**PASSAGE:**
---*---

Lisa Harker (former co-director of the IPPR) wrung her hands but said little of substance. [EDIT: apols to Lisa but I mixed her up with Meg Russell whose performance at the 2010 Orwell Prize shortlist event earlier this year I was trying to forget when, horror-struck by nasty members of the public who had produced a Wanted poster lampooning the Westminster benefit cheats, she'd had to be calmed down by Helena Kennedy.]

Chris Giles of the Financial Times gave us facts and figures proving that the Tories were dissembling with their figures, but the chief source of entertainment for the mob – er, I mean the us – was the twitchy New Zealand Chief Economist for Reform and former adviser to the New Zealand government, Dr Patrick Nolan.

A classic bean-counting wonk too parsimonious even to move his mouth when he spoke, giving the unfortunate impression of a cat who'd just walked into the room backwards, his case seemed to rest on the assertion that there was too big an ageing population, as if this was a nuisance rather than something to be celebrated in an advanced society. He cited Canada as a success story, where a vicious right-wing government had laid into the poor with gusto in order to stabilise the economy. Nolan said you should never run any deficit. He also slagged off Joseph Stiglitz who, as gamekeeper-turned-poacher and a prominent critic of globalisation, is a bit of a hero to many of us seeking an equitable society.

Nolan really won us over with his claim that you don't measure the health service by the number of nurses, or the education system by the number of buildings. It's quality of spending, not quantity, ya dig. He should tell the rich to remember that next time they count their moolah. He was all about why we had to pick up the bill as "communities" and individuals had to take more responsibility because governments had less money.

---*---

**DATASET EXCERPTS:**
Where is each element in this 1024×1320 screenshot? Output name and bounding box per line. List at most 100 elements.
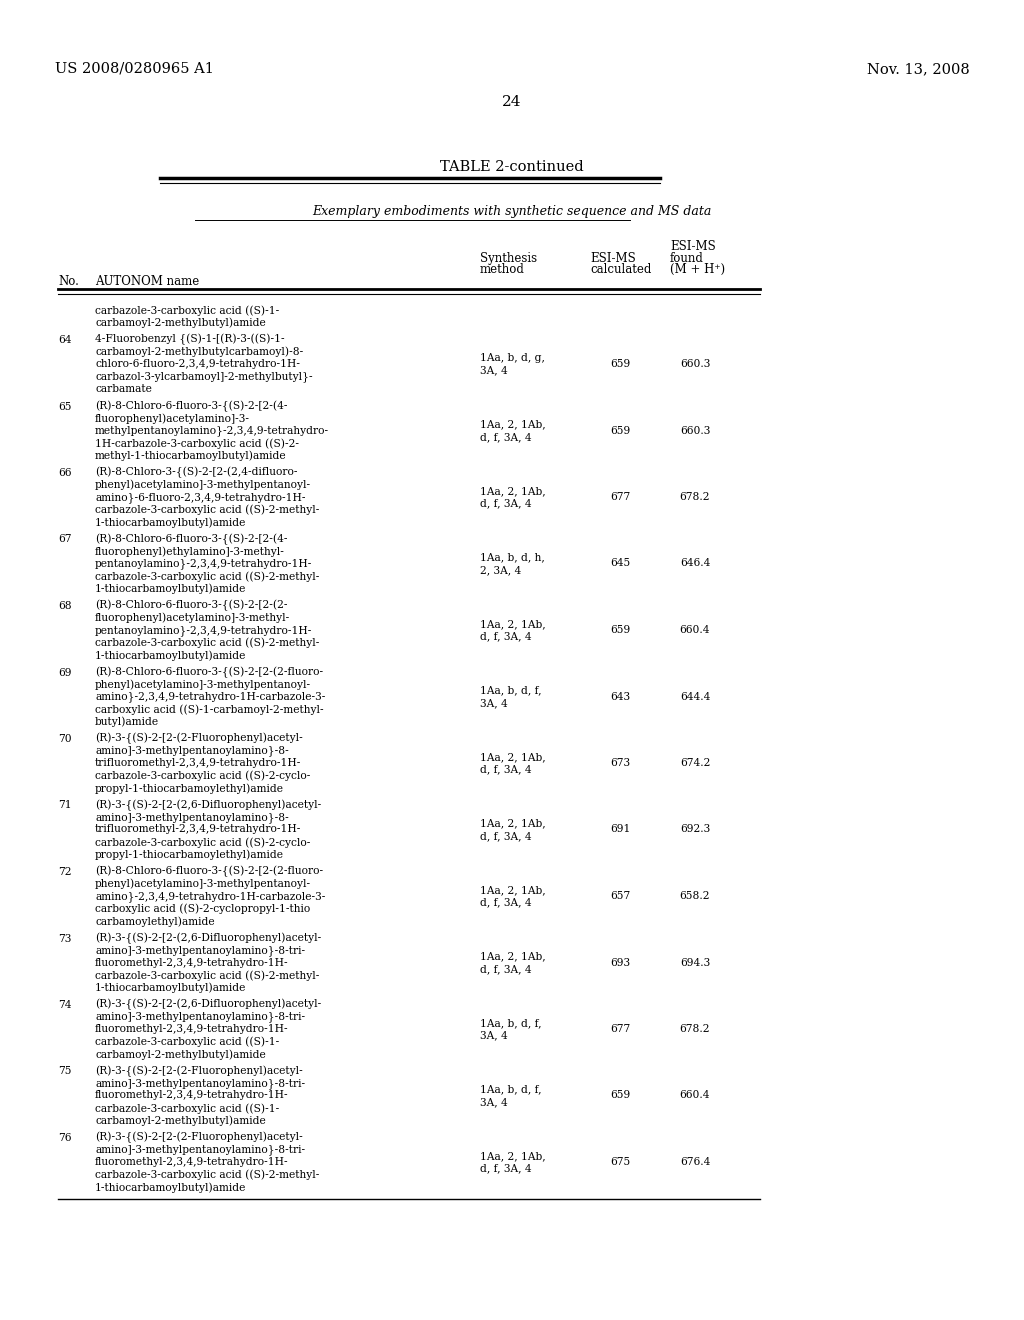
Text: fluoromethyl-2,3,4,9-tetrahydro-1H-: fluoromethyl-2,3,4,9-tetrahydro-1H-: [95, 1158, 289, 1167]
Text: propyl-1-thiocarbamoylethyl)amide: propyl-1-thiocarbamoylethyl)amide: [95, 783, 284, 793]
Text: 1-thiocarbamoylbutyl)amide: 1-thiocarbamoylbutyl)amide: [95, 517, 247, 528]
Text: 692.3: 692.3: [680, 825, 710, 834]
Text: methyl-1-thiocarbamoylbutyl)amide: methyl-1-thiocarbamoylbutyl)amide: [95, 450, 287, 461]
Text: fluoromethyl-2,3,4,9-tetrahydro-1H-: fluoromethyl-2,3,4,9-tetrahydro-1H-: [95, 1090, 289, 1101]
Text: 1Aa, b, d, f,: 1Aa, b, d, f,: [480, 1084, 542, 1094]
Text: 660.4: 660.4: [680, 1090, 711, 1101]
Text: (R)-3-{(S)-2-[2-(2,6-Difluorophenyl)acetyl-: (R)-3-{(S)-2-[2-(2,6-Difluorophenyl)acet…: [95, 932, 322, 944]
Text: 67: 67: [58, 535, 72, 544]
Text: 71: 71: [58, 800, 72, 810]
Text: 1-thiocarbamoylbutyl)amide: 1-thiocarbamoylbutyl)amide: [95, 1181, 247, 1192]
Text: Exemplary embodiments with synthetic sequence and MS data: Exemplary embodiments with synthetic seq…: [312, 205, 712, 218]
Text: 691: 691: [610, 825, 630, 834]
Text: d, f, 3A, 4: d, f, 3A, 4: [480, 631, 531, 642]
Text: 659: 659: [610, 359, 630, 370]
Text: (R)-8-Chloro-6-fluoro-3-{(S)-2-[2-(2-fluoro-: (R)-8-Chloro-6-fluoro-3-{(S)-2-[2-(2-flu…: [95, 866, 324, 878]
Text: amino}-2,3,4,9-tetrahydro-1H-carbazole-3-: amino}-2,3,4,9-tetrahydro-1H-carbazole-3…: [95, 692, 326, 702]
Text: 657: 657: [610, 891, 630, 902]
Text: 1Aa, 2, 1Ab,: 1Aa, 2, 1Ab,: [480, 486, 546, 496]
Text: 673: 673: [610, 758, 630, 768]
Text: amino]-3-methylpentanoylamino}-8-: amino]-3-methylpentanoylamino}-8-: [95, 746, 289, 756]
Text: 658.2: 658.2: [680, 891, 711, 902]
Text: 678.2: 678.2: [680, 1024, 711, 1034]
Text: 1Aa, 2, 1Ab,: 1Aa, 2, 1Ab,: [480, 884, 546, 895]
Text: 660.3: 660.3: [680, 425, 711, 436]
Text: ESI-MS: ESI-MS: [590, 252, 636, 265]
Text: Nov. 13, 2008: Nov. 13, 2008: [867, 62, 970, 77]
Text: 1Aa, b, d, f,: 1Aa, b, d, f,: [480, 1018, 542, 1028]
Text: phenyl)acetylamino]-3-methylpentanoyl-: phenyl)acetylamino]-3-methylpentanoyl-: [95, 879, 311, 890]
Text: 1Aa, b, d, g,: 1Aa, b, d, g,: [480, 352, 545, 363]
Text: 3A, 4: 3A, 4: [480, 1030, 508, 1040]
Text: carbamate: carbamate: [95, 384, 152, 393]
Text: 65: 65: [58, 401, 72, 412]
Text: fluorophenyl)acetylamino]-3-methyl-: fluorophenyl)acetylamino]-3-methyl-: [95, 612, 290, 623]
Text: 24: 24: [502, 95, 522, 110]
Text: ESI-MS: ESI-MS: [670, 240, 716, 253]
Text: (M + H⁺): (M + H⁺): [670, 263, 725, 276]
Text: calculated: calculated: [590, 263, 651, 276]
Text: TABLE 2-continued: TABLE 2-continued: [440, 160, 584, 174]
Text: No.: No.: [58, 275, 79, 288]
Text: found: found: [670, 252, 703, 265]
Text: (R)-3-{(S)-2-[2-(2-Fluorophenyl)acetyl-: (R)-3-{(S)-2-[2-(2-Fluorophenyl)acetyl-: [95, 733, 303, 744]
Text: 1-thiocarbamoylbutyl)amide: 1-thiocarbamoylbutyl)amide: [95, 649, 247, 660]
Text: carbazol-3-ylcarbamoyl]-2-methylbutyl}-: carbazol-3-ylcarbamoyl]-2-methylbutyl}-: [95, 371, 312, 383]
Text: amino]-3-methylpentanoylamino}-8-: amino]-3-methylpentanoylamino}-8-: [95, 812, 289, 822]
Text: carbazole-3-carboxylic acid ((S)-2-cyclo-: carbazole-3-carboxylic acid ((S)-2-cyclo…: [95, 771, 310, 781]
Text: d, f, 3A, 4: d, f, 3A, 4: [480, 830, 531, 841]
Text: method: method: [480, 263, 525, 276]
Text: d, f, 3A, 4: d, f, 3A, 4: [480, 498, 531, 508]
Text: amino]-3-methylpentanoylamino}-8-tri-: amino]-3-methylpentanoylamino}-8-tri-: [95, 1011, 305, 1022]
Text: d, f, 3A, 4: d, f, 3A, 4: [480, 764, 531, 775]
Text: 693: 693: [610, 957, 630, 968]
Text: 1Aa, 2, 1Ab,: 1Aa, 2, 1Ab,: [480, 818, 546, 828]
Text: 1-thiocarbamoylbutyl)amide: 1-thiocarbamoylbutyl)amide: [95, 583, 247, 594]
Text: 1Aa, 2, 1Ab,: 1Aa, 2, 1Ab,: [480, 420, 546, 429]
Text: (R)-3-{(S)-2-[2-(2,6-Difluorophenyl)acetyl-: (R)-3-{(S)-2-[2-(2,6-Difluorophenyl)acet…: [95, 999, 322, 1010]
Text: carbazole-3-carboxylic acid ((S)-2-methyl-: carbazole-3-carboxylic acid ((S)-2-methy…: [95, 572, 319, 582]
Text: 1Aa, 2, 1Ab,: 1Aa, 2, 1Ab,: [480, 1151, 546, 1160]
Text: 68: 68: [58, 601, 72, 611]
Text: (R)-8-Chloro-6-fluoro-3-{(S)-2-[2-(2-: (R)-8-Chloro-6-fluoro-3-{(S)-2-[2-(2-: [95, 601, 288, 611]
Text: 646.4: 646.4: [680, 558, 711, 569]
Text: carbamoylethyl)amide: carbamoylethyl)amide: [95, 916, 215, 927]
Text: 1Aa, b, d, f,: 1Aa, b, d, f,: [480, 685, 542, 696]
Text: amino]-3-methylpentanoylamino}-8-tri-: amino]-3-methylpentanoylamino}-8-tri-: [95, 945, 305, 956]
Text: 659: 659: [610, 1090, 630, 1101]
Text: 659: 659: [610, 624, 630, 635]
Text: US 2008/0280965 A1: US 2008/0280965 A1: [55, 62, 214, 77]
Text: carbamoyl-2-methylbutyl)amide: carbamoyl-2-methylbutyl)amide: [95, 1049, 266, 1060]
Text: 677: 677: [610, 492, 630, 502]
Text: carbazole-3-carboxylic acid ((S)-1-: carbazole-3-carboxylic acid ((S)-1-: [95, 1036, 280, 1047]
Text: 659: 659: [610, 425, 630, 436]
Text: 3A, 4: 3A, 4: [480, 698, 508, 708]
Text: 1Aa, 2, 1Ab,: 1Aa, 2, 1Ab,: [480, 952, 546, 961]
Text: 660.4: 660.4: [680, 624, 711, 635]
Text: 660.3: 660.3: [680, 359, 711, 370]
Text: 4-Fluorobenzyl {(S)-1-[(R)-3-((S)-1-: 4-Fluorobenzyl {(S)-1-[(R)-3-((S)-1-: [95, 334, 285, 346]
Text: 1Aa, 2, 1Ab,: 1Aa, 2, 1Ab,: [480, 619, 546, 628]
Text: methylpentanoylamino}-2,3,4,9-tetrahydro-: methylpentanoylamino}-2,3,4,9-tetrahydro…: [95, 425, 329, 437]
Text: carbamoyl-2-methylbutylcarbamoyl)-8-: carbamoyl-2-methylbutylcarbamoyl)-8-: [95, 346, 303, 358]
Text: 643: 643: [610, 692, 630, 701]
Text: carbazole-3-carboxylic acid ((S)-2-cyclo-: carbazole-3-carboxylic acid ((S)-2-cyclo…: [95, 837, 310, 847]
Text: (R)-3-{(S)-2-[2-(2,6-Difluorophenyl)acetyl-: (R)-3-{(S)-2-[2-(2,6-Difluorophenyl)acet…: [95, 800, 322, 810]
Text: d, f, 3A, 4: d, f, 3A, 4: [480, 1163, 531, 1173]
Text: amino}-6-fluoro-2,3,4,9-tetrahydro-1H-: amino}-6-fluoro-2,3,4,9-tetrahydro-1H-: [95, 492, 305, 503]
Text: 3A, 4: 3A, 4: [480, 1097, 508, 1106]
Text: chloro-6-fluoro-2,3,4,9-tetrahydro-1H-: chloro-6-fluoro-2,3,4,9-tetrahydro-1H-: [95, 359, 300, 370]
Text: 677: 677: [610, 1024, 630, 1034]
Text: 678.2: 678.2: [680, 492, 711, 502]
Text: fluoromethyl-2,3,4,9-tetrahydro-1H-: fluoromethyl-2,3,4,9-tetrahydro-1H-: [95, 1024, 289, 1034]
Text: amino}-2,3,4,9-tetrahydro-1H-carbazole-3-: amino}-2,3,4,9-tetrahydro-1H-carbazole-3…: [95, 891, 326, 902]
Text: 70: 70: [58, 734, 72, 744]
Text: butyl)amide: butyl)amide: [95, 717, 159, 727]
Text: carboxylic acid ((S)-1-carbamoyl-2-methyl-: carboxylic acid ((S)-1-carbamoyl-2-methy…: [95, 704, 324, 714]
Text: carbazole-3-carboxylic acid ((S)-1-: carbazole-3-carboxylic acid ((S)-1-: [95, 305, 280, 315]
Text: 69: 69: [58, 668, 72, 677]
Text: 1H-carbazole-3-carboxylic acid ((S)-2-: 1H-carbazole-3-carboxylic acid ((S)-2-: [95, 438, 299, 449]
Text: carboxylic acid ((S)-2-cyclopropyl-1-thio: carboxylic acid ((S)-2-cyclopropyl-1-thi…: [95, 903, 310, 913]
Text: fluorophenyl)acetylamino]-3-: fluorophenyl)acetylamino]-3-: [95, 413, 250, 424]
Text: 73: 73: [58, 933, 72, 944]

---*---

**WORK INSTRUCTIONS:** Return the portion of the passage that begins with the words "Chris Giles of" and ends after "Dr Patrick Nolan.", copied word for word. The material was drawn from a separate source, unrelated to the passage.

**PROBLEM SOLUTION:**
Chris Giles of the Financial Times gave us facts and figures proving that the Tories were dissembling with their figures, but the chief source of entertainment for the mob – er, I mean the us – was the twitchy New Zealand Chief Economist for Reform and former adviser to the New Zealand government, Dr Patrick Nolan.